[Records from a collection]
###

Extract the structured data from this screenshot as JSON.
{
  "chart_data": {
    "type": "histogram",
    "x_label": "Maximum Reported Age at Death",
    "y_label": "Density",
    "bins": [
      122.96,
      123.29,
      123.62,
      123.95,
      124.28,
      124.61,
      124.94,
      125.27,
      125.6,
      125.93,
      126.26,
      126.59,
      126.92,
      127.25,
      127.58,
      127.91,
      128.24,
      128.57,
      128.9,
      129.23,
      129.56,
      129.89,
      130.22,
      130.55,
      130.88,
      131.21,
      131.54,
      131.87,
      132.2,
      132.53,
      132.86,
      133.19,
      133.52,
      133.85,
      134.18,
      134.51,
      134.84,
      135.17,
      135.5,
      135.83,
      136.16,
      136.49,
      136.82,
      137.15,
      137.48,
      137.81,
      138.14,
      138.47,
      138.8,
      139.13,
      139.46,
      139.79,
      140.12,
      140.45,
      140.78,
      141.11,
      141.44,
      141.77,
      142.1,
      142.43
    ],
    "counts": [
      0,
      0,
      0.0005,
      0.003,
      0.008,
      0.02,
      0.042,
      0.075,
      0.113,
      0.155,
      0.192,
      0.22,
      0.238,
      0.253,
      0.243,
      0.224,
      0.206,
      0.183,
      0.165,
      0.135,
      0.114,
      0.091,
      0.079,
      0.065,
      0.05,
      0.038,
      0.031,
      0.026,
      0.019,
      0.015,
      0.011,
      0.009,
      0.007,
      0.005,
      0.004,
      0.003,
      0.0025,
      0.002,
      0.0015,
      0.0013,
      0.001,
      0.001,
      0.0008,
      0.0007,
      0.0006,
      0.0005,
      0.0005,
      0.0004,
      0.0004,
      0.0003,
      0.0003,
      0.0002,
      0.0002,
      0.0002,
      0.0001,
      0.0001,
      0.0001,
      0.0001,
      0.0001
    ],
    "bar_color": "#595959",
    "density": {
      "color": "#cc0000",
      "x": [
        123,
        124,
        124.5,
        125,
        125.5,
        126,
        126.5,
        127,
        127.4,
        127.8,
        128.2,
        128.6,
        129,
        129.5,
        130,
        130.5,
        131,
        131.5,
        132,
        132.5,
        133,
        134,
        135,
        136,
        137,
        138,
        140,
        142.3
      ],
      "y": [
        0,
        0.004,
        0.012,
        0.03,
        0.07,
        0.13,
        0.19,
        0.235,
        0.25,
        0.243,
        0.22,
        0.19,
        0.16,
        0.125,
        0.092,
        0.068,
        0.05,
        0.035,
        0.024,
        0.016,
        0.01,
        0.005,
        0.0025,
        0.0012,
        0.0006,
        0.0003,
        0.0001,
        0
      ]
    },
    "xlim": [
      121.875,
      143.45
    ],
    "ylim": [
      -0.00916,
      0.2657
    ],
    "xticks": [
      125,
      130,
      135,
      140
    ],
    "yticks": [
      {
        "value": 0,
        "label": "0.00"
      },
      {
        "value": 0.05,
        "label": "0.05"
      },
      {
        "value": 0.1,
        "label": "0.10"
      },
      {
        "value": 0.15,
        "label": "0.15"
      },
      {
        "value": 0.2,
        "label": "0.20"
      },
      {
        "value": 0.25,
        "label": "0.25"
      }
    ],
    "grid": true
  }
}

###

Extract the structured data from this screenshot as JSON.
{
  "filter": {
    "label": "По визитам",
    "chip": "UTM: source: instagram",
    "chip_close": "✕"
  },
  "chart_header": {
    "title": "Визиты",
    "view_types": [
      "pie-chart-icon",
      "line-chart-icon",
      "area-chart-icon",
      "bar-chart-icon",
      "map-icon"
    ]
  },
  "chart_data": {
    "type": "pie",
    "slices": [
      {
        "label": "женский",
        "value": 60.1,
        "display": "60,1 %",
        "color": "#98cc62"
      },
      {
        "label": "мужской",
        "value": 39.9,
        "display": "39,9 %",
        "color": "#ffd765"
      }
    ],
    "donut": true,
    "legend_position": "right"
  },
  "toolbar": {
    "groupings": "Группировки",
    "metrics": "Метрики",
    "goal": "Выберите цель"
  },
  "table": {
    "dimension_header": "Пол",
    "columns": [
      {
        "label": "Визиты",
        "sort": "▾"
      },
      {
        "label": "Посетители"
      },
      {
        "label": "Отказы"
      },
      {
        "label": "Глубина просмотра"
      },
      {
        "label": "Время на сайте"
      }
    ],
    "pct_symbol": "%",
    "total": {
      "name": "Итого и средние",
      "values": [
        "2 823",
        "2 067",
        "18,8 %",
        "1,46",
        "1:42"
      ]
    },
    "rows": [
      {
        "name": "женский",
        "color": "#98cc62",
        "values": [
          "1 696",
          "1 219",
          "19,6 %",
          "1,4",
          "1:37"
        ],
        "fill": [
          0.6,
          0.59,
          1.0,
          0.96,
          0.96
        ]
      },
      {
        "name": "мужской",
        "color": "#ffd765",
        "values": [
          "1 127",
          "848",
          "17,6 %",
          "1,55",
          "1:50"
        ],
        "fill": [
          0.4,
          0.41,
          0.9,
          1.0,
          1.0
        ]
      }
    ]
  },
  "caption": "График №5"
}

###

List the lines that contain the word "name".

**Answer for the task:**
      "name": "Итого и средние",
        "name": "женский",
        "name": "мужской",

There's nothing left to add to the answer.